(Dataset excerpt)
══════

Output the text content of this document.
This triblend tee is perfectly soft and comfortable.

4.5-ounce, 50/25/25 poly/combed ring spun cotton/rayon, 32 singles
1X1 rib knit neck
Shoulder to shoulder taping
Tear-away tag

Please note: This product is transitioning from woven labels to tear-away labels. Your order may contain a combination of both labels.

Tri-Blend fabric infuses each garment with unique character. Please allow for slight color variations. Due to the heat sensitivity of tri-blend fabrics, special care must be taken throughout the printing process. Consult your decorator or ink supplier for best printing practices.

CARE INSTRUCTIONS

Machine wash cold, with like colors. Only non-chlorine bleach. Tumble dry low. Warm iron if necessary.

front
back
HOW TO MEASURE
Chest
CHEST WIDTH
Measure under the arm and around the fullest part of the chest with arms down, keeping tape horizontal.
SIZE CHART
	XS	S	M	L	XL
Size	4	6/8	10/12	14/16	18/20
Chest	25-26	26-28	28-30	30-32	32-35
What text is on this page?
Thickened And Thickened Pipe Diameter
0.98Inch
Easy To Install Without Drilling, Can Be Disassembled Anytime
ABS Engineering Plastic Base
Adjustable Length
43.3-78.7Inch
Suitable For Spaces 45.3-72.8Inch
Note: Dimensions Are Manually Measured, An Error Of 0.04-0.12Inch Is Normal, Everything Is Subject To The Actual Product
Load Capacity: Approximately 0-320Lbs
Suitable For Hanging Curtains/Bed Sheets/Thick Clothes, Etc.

══════

- _The task_
Reply with one number only, the count of lines above that hold the string "Please".

- _Problem solution_
2